§ List of tasks
1. According to the course catalog text, what do teams produce in the capstone design course?
2. Write the next part of the course catalog text, picking up after its last sentence.

§ Source extract
▽
2026-27 Catalog

Biocomputational Engineering (BIOC)

Courses

BIOC 211 (BIOE 211, ENGR 211, MAT 211, ME 211) Capstone Design Project I 3 Credits

Students work on teams, integrating knowledge and skills acquired in their prior course work, to design practical solutions to real-world problems, typically in collaboration with industry, entrepreneurs, faculty, or campus departments. Teams perform in-depth engineering design while considering engineering standards and the project business case. Constraints, including technical, financial, environmental, societal, supply chain, regulatory, and others are considered throughout. Teams produce written reports, oral presentations, and prototypes appropriate for the project.
△
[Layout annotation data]
▽
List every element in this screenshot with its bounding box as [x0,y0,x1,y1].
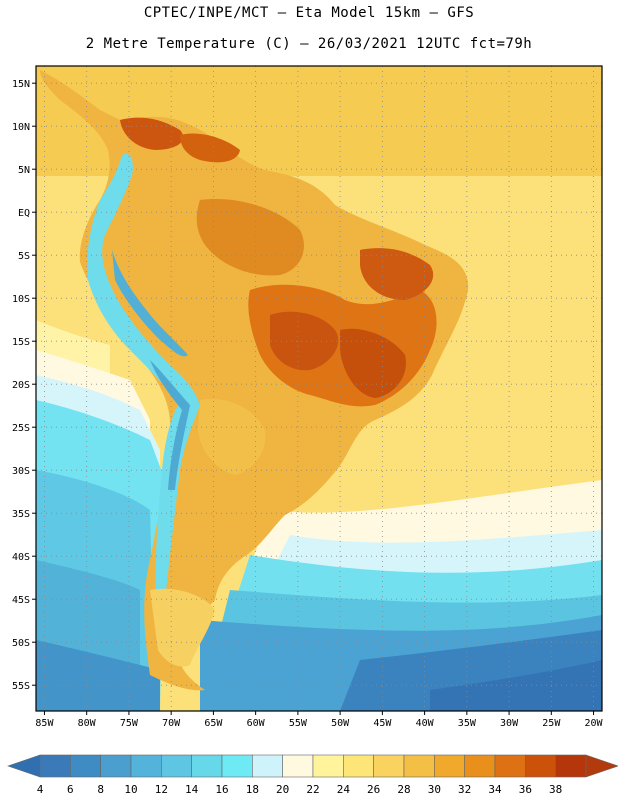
colorbar-label: 26 [367,783,380,796]
colorbar-high-arrow [585,754,618,778]
lon-tick-label: 75W [120,718,139,729]
lat-tick-label: 15S [12,337,30,348]
lon-tick-label: 65W [204,718,223,729]
map-title-line2: 2 Metre Temperature (C) – 26/03/2021 12U… [85,36,533,52]
lon-tick-label: 50W [331,718,350,729]
map-border [35,65,603,712]
lat-tick-label: EQ [18,208,30,219]
lat-tick-label: 35S [12,509,30,520]
lat-tick-label: 10N [12,122,30,133]
colorbar: 4 6 8 10 12 14 16 18 20 22 24 26 28 30 32 34 36 38 [7,754,618,796]
colorbar-swatch [39,754,71,778]
colorbar-swatch [100,754,132,778]
longitude-axis: 85W 80W 75W 70W 65W 60W 55W 50W 45W 40W 35W 30W 25W 2… [35,711,604,729]
lat-tick-label: 50S [12,638,30,649]
lat-tick-label: 15N [12,79,30,90]
colorbar-swatch [464,754,496,778]
land-mass [40,70,469,691]
lat-tick-label: 25S [12,423,30,434]
colorbar-label: 20 [276,783,289,796]
lon-tick-label: 55W [289,718,308,729]
lon-tick-label: 30W [500,718,519,729]
colorbar-swatch [70,754,101,778]
colorbar-swatch [434,754,465,778]
colorbar-label: 22 [306,783,319,796]
lon-tick-label: 40W [416,718,435,729]
lat-tick-label: 20S [12,380,30,391]
colorbar-label: 14 [185,783,199,796]
lat-tick-label: 5S [18,251,30,262]
temperature-field [36,66,602,711]
lat-tick-label: 40S [12,552,30,563]
colorbar-swatch [494,754,526,778]
colorbar-swatch [221,754,253,778]
colorbar-label: 38 [549,783,562,796]
colorbar-swatch [312,754,344,778]
colorbar-label: 12 [155,783,168,796]
lon-tick-label: 70W [162,718,181,729]
colorbar-label: 4 [37,783,44,796]
lat-tick-label: 5N [18,165,30,176]
colorbar-label: 32 [458,783,471,796]
lat-tick-label: 30S [12,466,30,477]
colorbar-label: 10 [124,783,137,796]
colorbar-swatch [161,754,192,778]
colorbar-label: 18 [246,783,259,796]
lon-tick-label: 35W [458,718,477,729]
lon-tick-label: 60W [247,718,266,729]
colorbar-swatch [130,754,162,778]
colorbar-label: 8 [97,783,104,796]
colorbar-swatch [282,754,314,778]
colorbar-swatch [252,754,283,778]
lat-tick-label: 10S [12,294,30,305]
colorbar-label: 6 [67,783,74,796]
lon-tick-label: 85W [35,718,54,729]
colorbar-label: 16 [215,783,228,796]
lon-tick-label: 45W [373,718,392,729]
colorbar-label: 24 [337,783,351,796]
colorbar-swatch [343,754,374,778]
lon-tick-label: 20W [585,718,604,729]
colorbar-swatch [555,754,587,778]
lon-tick-label: 25W [542,718,561,729]
lat-tick-label: 45S [12,595,30,606]
colorbar-swatch [525,754,556,778]
colorbar-swatch [403,754,435,778]
colorbar-swatch [191,754,223,778]
colorbar-label: 34 [488,783,502,796]
map-title-line1: CPTEC/INPE/MCT – Eta Model 15km – GFS [143,5,475,21]
lon-tick-label: 80W [78,718,97,729]
colorbar-label: 36 [519,783,532,796]
colorbar-label: 28 [397,783,410,796]
lat-tick-label: 55S [12,681,30,692]
colorbar-low-arrow [7,754,41,778]
colorbar-label: 30 [428,783,441,796]
colorbar-swatch [373,754,405,778]
latitude-axis: 15N 10N 5N EQ 5S 10S 15S 20S 25S 30S 35S 40S 45S 50S 5… [12,79,36,692]
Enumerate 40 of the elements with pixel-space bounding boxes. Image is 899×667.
△
§ Answers in order
1. Written reports, oral presentations, and prototypes appropriate for the project.

2.
Prerequisites: CSE 007 and BIOC 237
Can be taken Concurrently: BIOC 237

BIOC 212 (BIOE 212, ENGR 212, MAT 212, ME 212) Capstone Design Project II 0,2 Credits

Students continue developing their solutions from BIOC 211 through prototype fabrication and testing, iteration, and failure mode analysis. New information about the project, as well as new knowledge, standards, and constraints, may be identified, considered and integrated into the solution. Teams are expected to produce a final project-specific prototype, an implementation plan appropriate to the project, as well as related business case financial models. Additional deliverables include written reports and presentations.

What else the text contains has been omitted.